_Instructions for the task:_ Extract every line below, verbatim.

_A run of records:_
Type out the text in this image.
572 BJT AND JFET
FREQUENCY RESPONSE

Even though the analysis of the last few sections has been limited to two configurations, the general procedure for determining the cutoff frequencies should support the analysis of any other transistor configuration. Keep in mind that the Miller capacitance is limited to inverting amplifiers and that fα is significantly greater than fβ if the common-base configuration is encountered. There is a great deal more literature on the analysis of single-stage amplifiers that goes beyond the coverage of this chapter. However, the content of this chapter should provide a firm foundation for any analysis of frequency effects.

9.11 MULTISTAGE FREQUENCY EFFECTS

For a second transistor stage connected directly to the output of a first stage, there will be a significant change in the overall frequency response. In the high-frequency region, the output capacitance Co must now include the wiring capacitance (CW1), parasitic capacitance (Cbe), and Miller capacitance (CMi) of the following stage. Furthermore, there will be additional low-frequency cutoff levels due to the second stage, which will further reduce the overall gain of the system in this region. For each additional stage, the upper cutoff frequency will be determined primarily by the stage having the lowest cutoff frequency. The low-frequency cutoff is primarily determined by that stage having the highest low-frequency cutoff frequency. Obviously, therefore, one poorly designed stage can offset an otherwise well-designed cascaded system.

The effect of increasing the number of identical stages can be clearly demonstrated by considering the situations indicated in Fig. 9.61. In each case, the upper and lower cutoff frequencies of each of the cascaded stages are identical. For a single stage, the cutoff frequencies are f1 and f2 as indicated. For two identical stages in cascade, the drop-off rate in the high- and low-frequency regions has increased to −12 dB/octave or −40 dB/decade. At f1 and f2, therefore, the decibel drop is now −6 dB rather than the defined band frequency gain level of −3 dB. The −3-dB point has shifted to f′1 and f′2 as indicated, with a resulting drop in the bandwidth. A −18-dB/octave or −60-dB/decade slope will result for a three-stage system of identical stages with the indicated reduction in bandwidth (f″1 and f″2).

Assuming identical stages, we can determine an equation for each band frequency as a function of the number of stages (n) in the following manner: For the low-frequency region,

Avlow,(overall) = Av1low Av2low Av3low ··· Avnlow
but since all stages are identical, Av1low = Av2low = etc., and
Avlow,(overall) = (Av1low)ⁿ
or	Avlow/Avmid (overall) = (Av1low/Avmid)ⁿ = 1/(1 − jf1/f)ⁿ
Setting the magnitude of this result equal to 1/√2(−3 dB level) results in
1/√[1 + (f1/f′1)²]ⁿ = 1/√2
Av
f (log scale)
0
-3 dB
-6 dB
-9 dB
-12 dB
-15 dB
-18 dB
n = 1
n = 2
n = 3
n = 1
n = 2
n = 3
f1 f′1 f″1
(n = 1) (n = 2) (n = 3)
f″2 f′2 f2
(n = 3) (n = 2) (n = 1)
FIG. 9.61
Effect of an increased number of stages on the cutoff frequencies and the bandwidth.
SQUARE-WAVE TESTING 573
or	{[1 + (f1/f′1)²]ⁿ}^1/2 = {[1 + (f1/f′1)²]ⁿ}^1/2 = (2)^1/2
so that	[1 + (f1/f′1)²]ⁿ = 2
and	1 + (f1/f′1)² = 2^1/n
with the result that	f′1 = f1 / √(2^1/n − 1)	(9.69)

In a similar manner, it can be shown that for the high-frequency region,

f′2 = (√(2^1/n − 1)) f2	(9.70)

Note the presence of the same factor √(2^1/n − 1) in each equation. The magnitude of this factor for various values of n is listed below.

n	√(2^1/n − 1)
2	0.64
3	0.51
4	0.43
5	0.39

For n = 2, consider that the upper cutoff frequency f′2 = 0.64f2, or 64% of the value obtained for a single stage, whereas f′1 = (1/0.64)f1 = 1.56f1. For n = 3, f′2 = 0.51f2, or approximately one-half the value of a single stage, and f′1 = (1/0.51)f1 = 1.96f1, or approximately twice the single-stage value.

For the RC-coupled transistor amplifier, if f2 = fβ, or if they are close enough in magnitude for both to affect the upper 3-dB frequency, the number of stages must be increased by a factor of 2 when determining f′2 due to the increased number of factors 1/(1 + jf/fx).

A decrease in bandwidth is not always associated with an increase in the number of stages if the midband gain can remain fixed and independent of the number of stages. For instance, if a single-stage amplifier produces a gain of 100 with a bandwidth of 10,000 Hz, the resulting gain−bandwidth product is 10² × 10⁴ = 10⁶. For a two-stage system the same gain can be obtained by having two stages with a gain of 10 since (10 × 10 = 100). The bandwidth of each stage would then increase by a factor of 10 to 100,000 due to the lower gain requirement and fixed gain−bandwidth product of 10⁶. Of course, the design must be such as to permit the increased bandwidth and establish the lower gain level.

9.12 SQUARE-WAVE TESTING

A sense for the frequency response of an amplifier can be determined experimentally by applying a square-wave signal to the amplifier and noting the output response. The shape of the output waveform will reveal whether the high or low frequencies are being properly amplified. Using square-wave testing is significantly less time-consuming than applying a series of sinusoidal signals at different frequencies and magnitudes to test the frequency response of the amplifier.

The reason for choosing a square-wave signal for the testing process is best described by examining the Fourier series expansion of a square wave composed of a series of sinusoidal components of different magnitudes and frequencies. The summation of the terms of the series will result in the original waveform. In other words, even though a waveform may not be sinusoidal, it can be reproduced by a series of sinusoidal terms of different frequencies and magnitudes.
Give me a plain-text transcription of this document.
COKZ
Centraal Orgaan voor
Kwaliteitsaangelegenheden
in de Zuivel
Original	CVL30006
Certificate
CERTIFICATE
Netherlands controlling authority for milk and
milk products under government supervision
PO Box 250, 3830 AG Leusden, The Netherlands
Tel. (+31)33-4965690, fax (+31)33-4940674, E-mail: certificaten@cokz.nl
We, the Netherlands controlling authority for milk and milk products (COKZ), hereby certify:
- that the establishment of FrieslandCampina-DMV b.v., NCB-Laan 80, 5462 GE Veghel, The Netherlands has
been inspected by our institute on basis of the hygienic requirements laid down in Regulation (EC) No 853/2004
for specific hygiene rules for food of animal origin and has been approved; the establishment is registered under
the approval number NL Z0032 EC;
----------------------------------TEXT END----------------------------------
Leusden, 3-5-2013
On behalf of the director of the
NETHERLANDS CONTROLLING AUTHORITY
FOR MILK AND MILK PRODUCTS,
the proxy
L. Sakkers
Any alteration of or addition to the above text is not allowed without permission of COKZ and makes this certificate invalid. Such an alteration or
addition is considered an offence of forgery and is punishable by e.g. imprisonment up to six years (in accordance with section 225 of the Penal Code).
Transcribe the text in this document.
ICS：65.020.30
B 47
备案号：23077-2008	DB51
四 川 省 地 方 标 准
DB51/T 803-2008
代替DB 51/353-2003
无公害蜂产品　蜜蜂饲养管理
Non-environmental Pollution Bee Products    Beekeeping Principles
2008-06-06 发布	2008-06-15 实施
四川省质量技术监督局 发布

_Task response:_
Type out the text in this image.
572 BJT AND JFET
FREQUENCY RESPONSE

Even though the analysis of the last few sections has been limited to two configurations, the general procedure for determining the cutoff frequencies should support the analysis of any other transistor configuration. Keep in mind that the Miller capacitance is limited to inverting amplifiers and that fα is significantly greater than fβ if the common-base configuration is encountered. There is a great deal more literature on the analysis of single-stage amplifiers that goes beyond the coverage of this chapter. However, the content of this chapter should provide a firm foundation for any analysis of frequency effects.

9.11 MULTISTAGE FREQUENCY EFFECTS

For a second transistor stage connected directly to the output of a first stage, there will be a significant change in the overall frequency response. In the high-frequency region, the output capacitance Co must now include the wiring capacitance (CW1), parasitic capacitance (Cbe), and Miller capacitance (CMi) of the following stage. Furthermore, there will be additional low-frequency cutoff levels due to the second stage, which will further reduce the overall gain of the system in this region. For each additional stage, the upper cutoff frequency will be determined primarily by the stage having the lowest cutoff frequency. The low-frequency cutoff is primarily determined by that stage having the highest low-frequency cutoff frequency. Obviously, therefore, one poorly designed stage can offset an otherwise well-designed cascaded system.

The effect of increasing the number of identical stages can be clearly demonstrated by considering the situations indicated in Fig. 9.61. In each case, the upper and lower cutoff frequencies of each of the cascaded stages are identical. For a single stage, the cutoff frequencies are f1 and f2 as indicated. For two identical stages in cascade, the drop-off rate in the high- and low-frequency regions has increased to −12 dB/octave or −40 dB/decade. At f1 and f2, therefore, the decibel drop is now −6 dB rather than the defined band frequency gain level of −3 dB. The −3-dB point has shifted to f′1 and f′2 as indicated, with a resulting drop in the bandwidth. A −18-dB/octave or −60-dB/decade slope will result for a three-stage system of identical stages with the indicated reduction in bandwidth (f″1 and f″2).

Assuming identical stages, we can determine an equation for each band frequency as a function of the number of stages (n) in the following manner: For the low-frequency region,

Avlow,(overall) = Av1low Av2low Av3low ··· Avnlow
but since all stages are identical, Av1low = Av2low = etc., and
Avlow,(overall) = (Av1low)ⁿ
or	Avlow/Avmid (overall) = (Av1low/Avmid)ⁿ = 1/(1 − jf1/f)ⁿ
Setting the magnitude of this result equal to 1/√2(−3 dB level) results in
1/√[1 + (f1/f′1)²]ⁿ = 1/√2
Av
f (log scale)
0
-3 dB
-6 dB
-9 dB
-12 dB
-15 dB
-18 dB
n = 1
n = 2
n = 3
n = 1
n = 2
n = 3
f1 f′1 f″1
(n = 1) (n = 2) (n = 3)
f″2 f′2 f2
(n = 3) (n = 2) (n = 1)
FIG. 9.61
Effect of an increased number of stages on the cutoff frequencies and the bandwidth.
SQUARE-WAVE TESTING 573
or	{[1 + (f1/f′1)²]ⁿ}^1/2 = {[1 + (f1/f′1)²]ⁿ}^1/2 = (2)^1/2
so that	[1 + (f1/f′1)²]ⁿ = 2
and	1 + (f1/f′1)² = 2^1/n
with the result that	f′1 = f1 / √(2^1/n − 1)	(9.69)

In a similar manner, it can be shown that for the high-frequency region,

f′2 = (√(2^1/n − 1)) f2	(9.70)

Note the presence of the same factor √(2^1/n − 1) in each equation. The magnitude of this factor for various values of n is listed below.

n	√(2^1/n − 1)
2	0.64
3	0.51
4	0.43
5	0.39

For n = 2, consider that the upper cutoff frequency f′2 = 0.64f2, or 64% of the value obtained for a single stage, whereas f′1 = (1/0.64)f1 = 1.56f1. For n = 3, f′2 = 0.51f2, or approximately one-half the value of a single stage, and f′1 = (1/0.51)f1 = 1.96f1, or approximately twice the single-stage value.

For the RC-coupled transistor amplifier, if f2 = fβ, or if they are close enough in magnitude for both to affect the upper 3-dB frequency, the number of stages must be increased by a factor of 2 when determining f′2 due to the increased number of factors 1/(1 + jf/fx).

A decrease in bandwidth is not always associated with an increase in the number of stages if the midband gain can remain fixed and independent of the number of stages. For instance, if a single-stage amplifier produces a gain of 100 with a bandwidth of 10,000 Hz, the resulting gain−bandwidth product is 10² × 10⁴ = 10⁶. For a two-stage system the same gain can be obtained by having two stages with a gain of 10 since (10 × 10 = 100). The bandwidth of each stage would then increase by a factor of 10 to 100,000 due to the lower gain requirement and fixed gain−bandwidth product of 10⁶. Of course, the design must be such as to permit the increased bandwidth and establish the lower gain level.

9.12 SQUARE-WAVE TESTING

A sense for the frequency response of an amplifier can be determined experimentally by applying a square-wave signal to the amplifier and noting the output response. The shape of the output waveform will reveal whether the high or low frequencies are being properly amplified. Using square-wave testing is significantly less time-consuming than applying a series of sinusoidal signals at different frequencies and magnitudes to test the frequency response of the amplifier.

The reason for choosing a square-wave signal for the testing process is best described by examining the Fourier series expansion of a square wave composed of a series of sinusoidal components of different magnitudes and frequencies. The summation of the terms of the series will result in the original waveform. In other words, even though a waveform may not be sinusoidal, it can be reproduced by a series of sinusoidal terms of different frequencies and magnitudes.
Give me a plain-text transcription of this document.
COKZ
Centraal Orgaan voor
Kwaliteitsaangelegenheden
in de Zuivel
Original	CVL30006
Certificate
CERTIFICATE
Netherlands controlling authority for milk and
milk products under government supervision
PO Box 250, 3830 AG Leusden, The Netherlands
Tel. (+31)33-4965690, fax (+31)33-4940674, E-mail: certificaten@cokz.nl
We, the Netherlands controlling authority for milk and milk products (COKZ), hereby certify:
- that the establishment of FrieslandCampina-DMV b.v., NCB-Laan 80, 5462 GE Veghel, The Netherlands has
been inspected by our institute on basis of the hygienic requirements laid down in Regulation (EC) No 853/2004
for specific hygiene rules for food of animal origin and has been approved; the establishment is registered under
the approval number NL Z0032 EC;
----------------------------------TEXT END----------------------------------
Leusden, 3-5-2013
On behalf of the director of the
NETHERLANDS CONTROLLING AUTHORITY
FOR MILK AND MILK PRODUCTS,
the proxy
L. Sakkers
Any alteration of or addition to the above text is not allowed without permission of COKZ and makes this certificate invalid. Such an alteration or
addition is considered an offence of forgery and is punishable by e.g. imprisonment up to six years (in accordance with section 225 of the Penal Code).
Transcribe the text in this document.
ICS：65.020.30
B 47
备案号：23077-2008	DB51
四 川 省 地 方 标 准
DB51/T 803-2008
代替DB 51/353-2003
无公害蜂产品　蜜蜂饲养管理
Non-environmental Pollution Bee Products    Beekeeping Principles
2008-06-06 发布	2008-06-15 实施
四川省质量技术监督局 发布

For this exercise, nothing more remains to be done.